Data to process
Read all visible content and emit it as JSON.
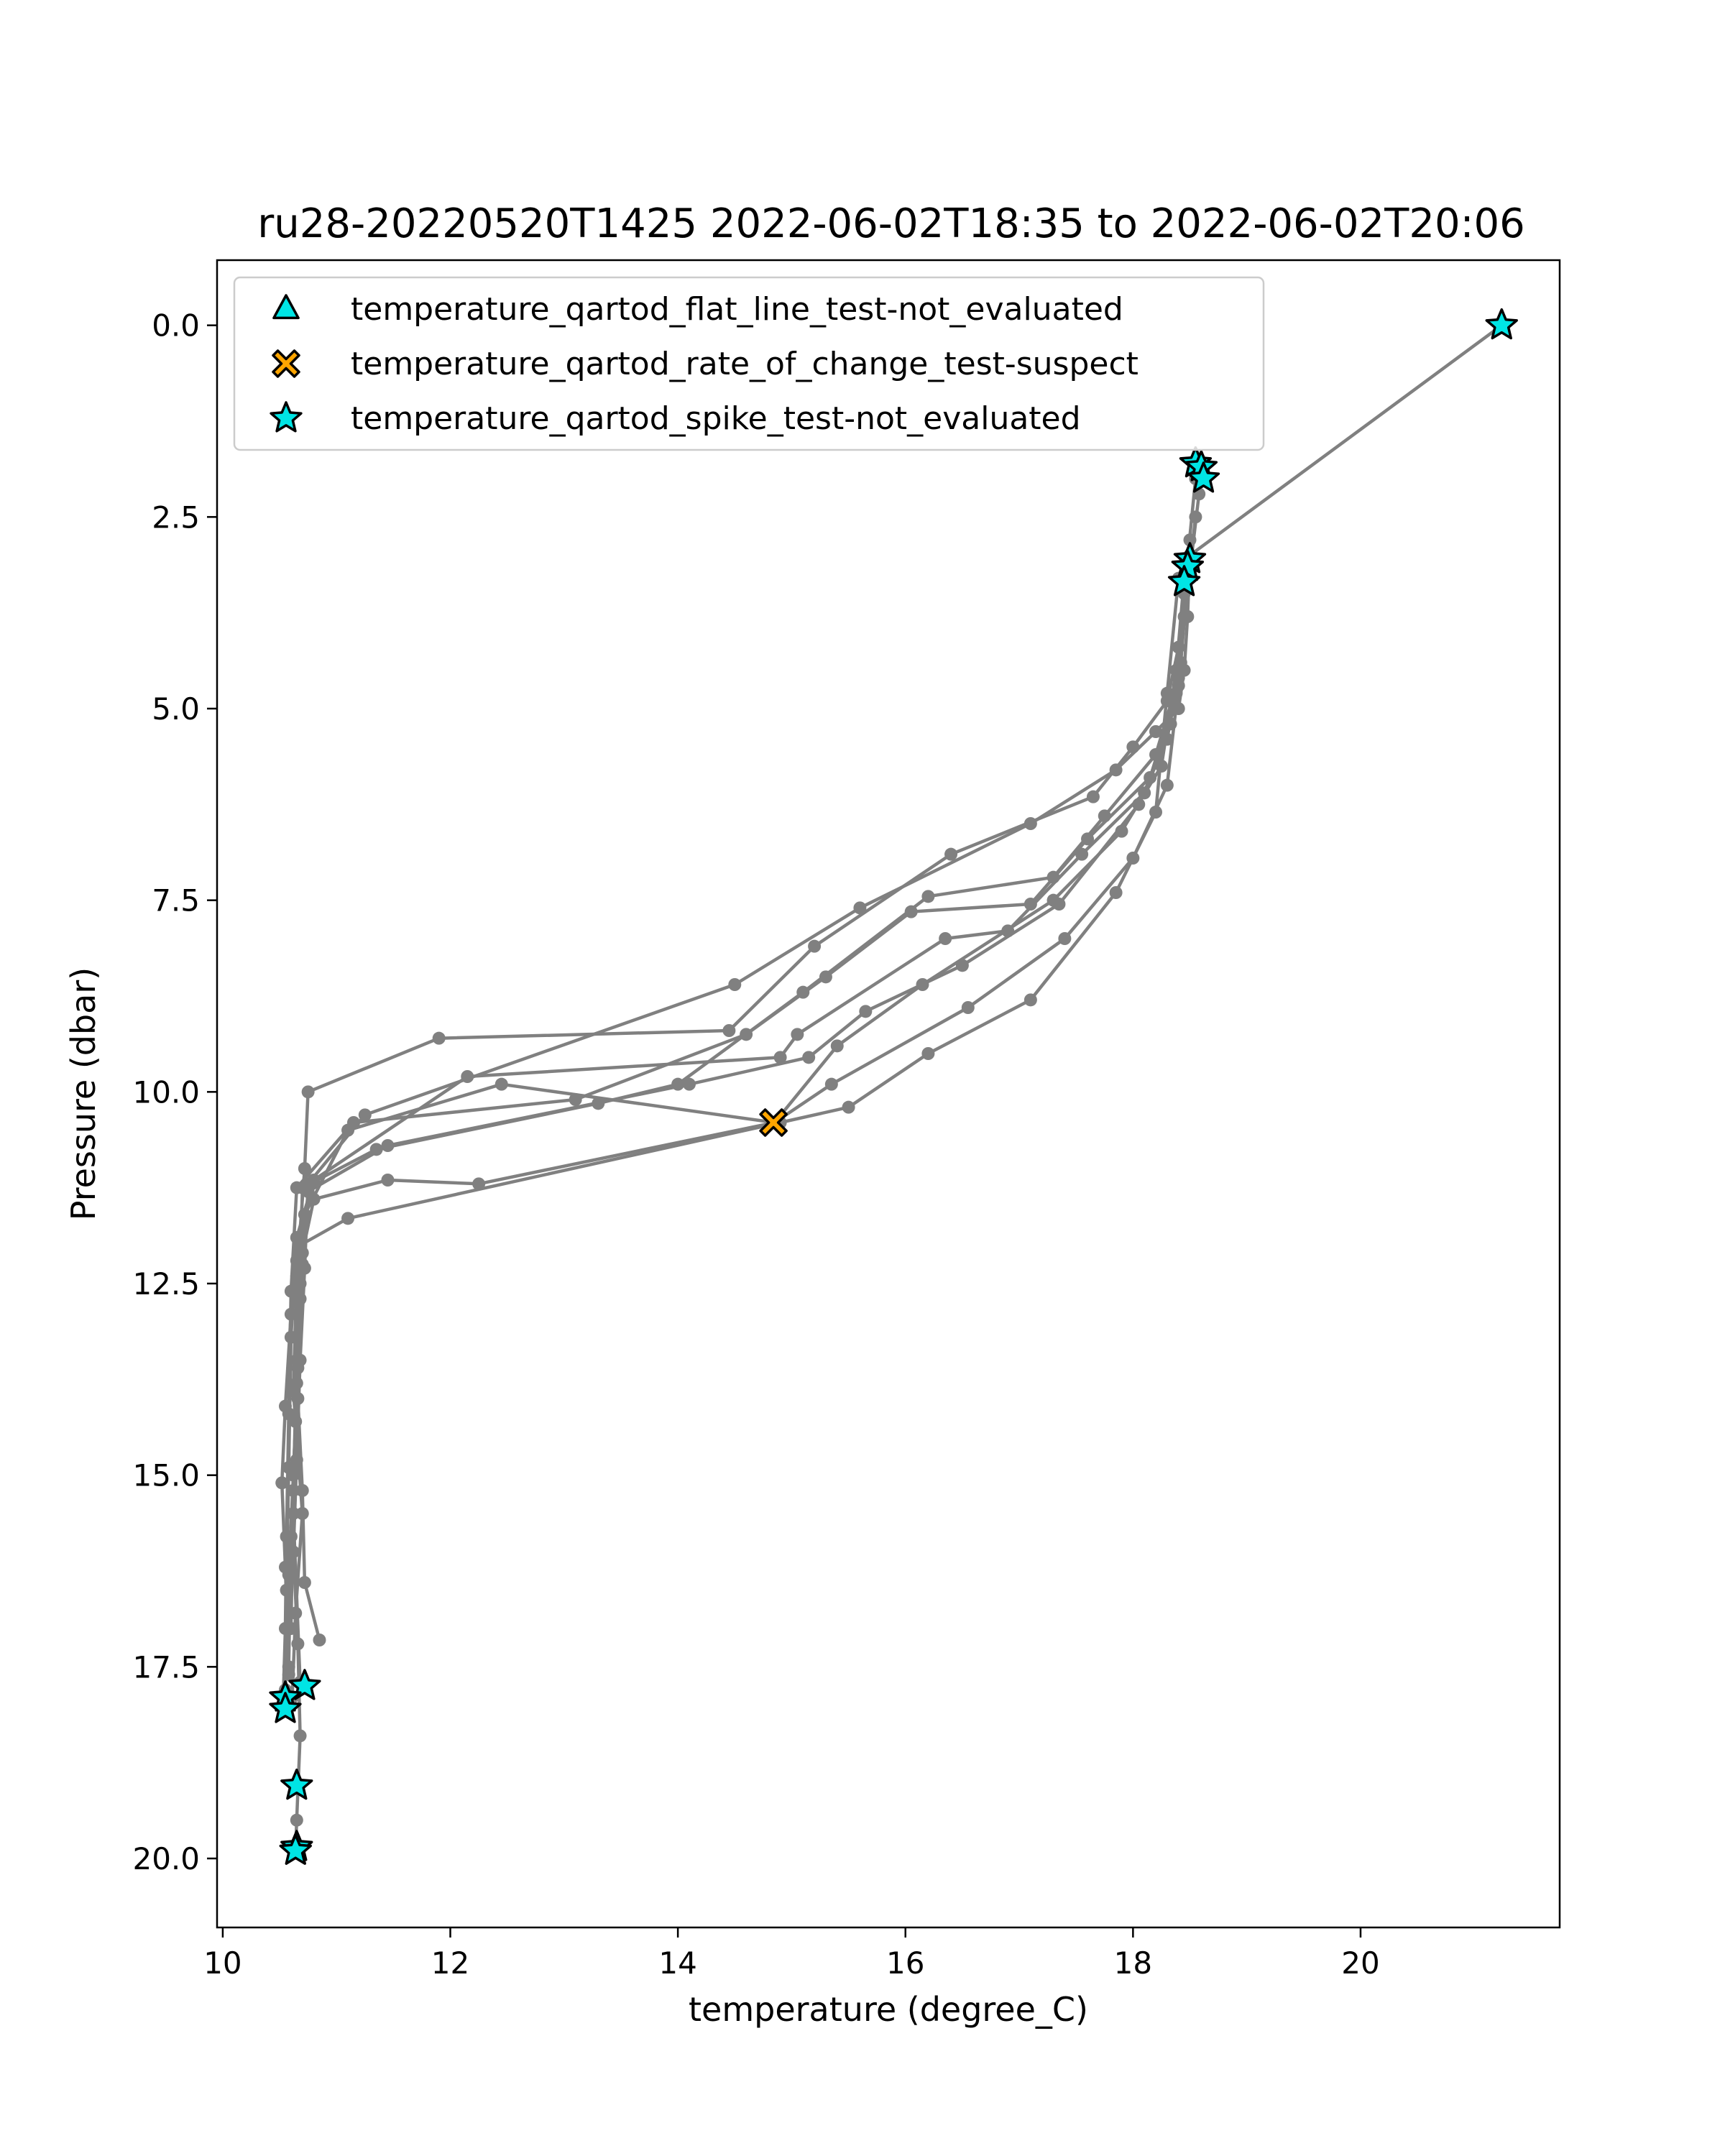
{
  "chart_data": {
    "type": "scatter",
    "title": "ru28-20220520T1425 2022-06-02T18:35 to 2022-06-02T20:06",
    "xlabel": "temperature (degree_C)",
    "ylabel": "Pressure (dbar)",
    "xlim": [
      9.95,
      21.75
    ],
    "ylim": [
      20.9,
      -0.85
    ],
    "y_inverted": true,
    "grid": false,
    "legend_position": "top-left",
    "x_ticks": [
      10,
      12,
      14,
      16,
      18,
      20
    ],
    "x_tick_labels": [
      "10",
      "12",
      "14",
      "16",
      "18",
      "20"
    ],
    "y_ticks": [
      0.0,
      2.5,
      5.0,
      7.5,
      10.0,
      12.5,
      15.0,
      17.5,
      20.0
    ],
    "y_tick_labels": [
      "0.0",
      "2.5",
      "5.0",
      "7.5",
      "10.0",
      "12.5",
      "15.0",
      "17.5",
      "20.0"
    ],
    "profile_color": "#808080",
    "profiles": [
      {
        "x": [
          21.24,
          18.5,
          18.48,
          18.45,
          18.4,
          18.2,
          17.85,
          17.1,
          15.6,
          14.5,
          11.25,
          10.75,
          10.72,
          10.68,
          10.65,
          10.62,
          10.66,
          10.68,
          10.65,
          10.64
        ],
        "y": [
          0.0,
          3.0,
          3.8,
          4.5,
          5.0,
          5.3,
          5.8,
          6.5,
          7.6,
          8.6,
          10.3,
          11.2,
          12.3,
          13.5,
          14.8,
          16.0,
          17.2,
          18.4,
          19.5,
          19.9
        ]
      },
      {
        "x": [
          18.6,
          18.58,
          18.5,
          18.4,
          18.3,
          18.0,
          17.65,
          16.4,
          15.2,
          14.45,
          11.9,
          10.75,
          10.72,
          10.65,
          10.62,
          10.7,
          10.64,
          10.61
        ],
        "y": [
          1.8,
          2.2,
          3.2,
          4.2,
          4.9,
          5.5,
          6.15,
          6.9,
          8.1,
          9.2,
          9.3,
          10.0,
          11.0,
          12.4,
          13.9,
          15.5,
          16.8,
          17.9
        ]
      },
      {
        "x": [
          18.55,
          18.45,
          18.4,
          18.2,
          17.75,
          17.3,
          16.2,
          15.1,
          14.0,
          13.3,
          11.35,
          10.7,
          10.68,
          10.66,
          10.7,
          10.72,
          10.85
        ],
        "y": [
          2.0,
          3.5,
          4.6,
          5.6,
          6.4,
          7.2,
          7.45,
          8.7,
          9.9,
          10.15,
          10.75,
          11.25,
          12.5,
          14.0,
          15.2,
          16.4,
          17.15
        ]
      },
      {
        "x": [
          18.55,
          18.45,
          18.38,
          18.15,
          17.6,
          17.1,
          16.05,
          15.3,
          14.6,
          13.1,
          11.15,
          10.65,
          10.6,
          10.58,
          10.56,
          10.55,
          10.53
        ],
        "y": [
          2.5,
          3.8,
          4.8,
          5.9,
          6.7,
          7.55,
          7.65,
          8.5,
          9.25,
          10.1,
          10.4,
          11.25,
          12.6,
          14.2,
          15.8,
          17.0,
          18.0
        ]
      },
      {
        "x": [
          18.5,
          18.4,
          18.33,
          18.1,
          17.55,
          16.9,
          16.35,
          15.05,
          14.9,
          12.15,
          10.8,
          10.65,
          10.6,
          10.58,
          10.56,
          10.55
        ],
        "y": [
          2.8,
          4.2,
          5.2,
          6.1,
          6.9,
          7.9,
          8.0,
          9.25,
          9.55,
          9.8,
          11.15,
          11.9,
          13.2,
          14.9,
          16.5,
          17.95
        ]
      },
      {
        "x": [
          18.5,
          18.42,
          18.3,
          18.05,
          17.35,
          16.5,
          15.65,
          15.15,
          14.1,
          11.45,
          10.75,
          10.7,
          10.66,
          10.62,
          10.58,
          10.55
        ],
        "y": [
          3.0,
          4.4,
          5.4,
          6.25,
          7.55,
          8.35,
          8.95,
          9.55,
          9.9,
          10.7,
          11.3,
          12.25,
          13.6,
          15.0,
          16.3,
          17.8
        ]
      },
      {
        "x": [
          18.45,
          18.38,
          18.25,
          17.9,
          17.3,
          16.15,
          15.4,
          14.85,
          12.45,
          11.1,
          10.72,
          10.68,
          10.64,
          10.6,
          10.58
        ],
        "y": [
          3.3,
          4.5,
          5.75,
          6.6,
          7.5,
          8.6,
          9.4,
          10.4,
          9.9,
          10.5,
          11.6,
          12.7,
          14.3,
          15.8,
          17.5
        ]
      },
      {
        "x": [
          18.45,
          18.4,
          18.3,
          18.0,
          17.4,
          16.55,
          15.35,
          14.85,
          12.25,
          11.45,
          10.8,
          10.7,
          10.65,
          10.62,
          10.68
        ],
        "y": [
          3.35,
          4.7,
          6.0,
          6.95,
          8.0,
          8.9,
          9.9,
          10.4,
          11.2,
          11.15,
          11.4,
          12.1,
          13.8,
          15.5,
          17.7
        ]
      },
      {
        "x": [
          18.4,
          18.3,
          18.2,
          17.85,
          17.1,
          16.2,
          15.5,
          14.9,
          11.1,
          10.68,
          10.65,
          10.62,
          10.6
        ],
        "y": [
          3.3,
          4.8,
          6.35,
          7.4,
          8.8,
          9.5,
          10.2,
          10.4,
          11.65,
          12.0,
          13.5,
          15.2,
          17.0
        ]
      },
      {
        "x": [
          10.65,
          10.6,
          10.55,
          10.52,
          10.55,
          10.58
        ],
        "y": [
          12.2,
          12.9,
          14.1,
          15.1,
          16.2,
          17.6
        ]
      }
    ],
    "series": [
      {
        "name": "temperature_qartod_flat_line_test-not_evaluated",
        "marker": "triangle",
        "color": "#00e5e5",
        "x": [],
        "y": []
      },
      {
        "name": "temperature_qartod_rate_of_change_test-suspect",
        "marker": "x",
        "color": "#ffa500",
        "x": [
          14.84
        ],
        "y": [
          10.4
        ]
      },
      {
        "name": "temperature_qartod_spike_test-not_evaluated",
        "marker": "star",
        "color": "#00e5e5",
        "x": [
          21.24,
          18.55,
          18.6,
          18.62,
          18.5,
          18.48,
          18.45,
          10.72,
          10.55,
          10.55,
          10.65,
          10.65,
          10.64
        ],
        "y": [
          0.0,
          1.8,
          1.85,
          2.0,
          3.05,
          3.15,
          3.35,
          17.75,
          17.9,
          18.05,
          19.05,
          19.85,
          19.9
        ]
      }
    ]
  }
}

Exercise directions
Show every line from the entries above in which "marker" appears.

Written reply
        "marker": "triangle",
        "marker": "x",
        "marker": "star",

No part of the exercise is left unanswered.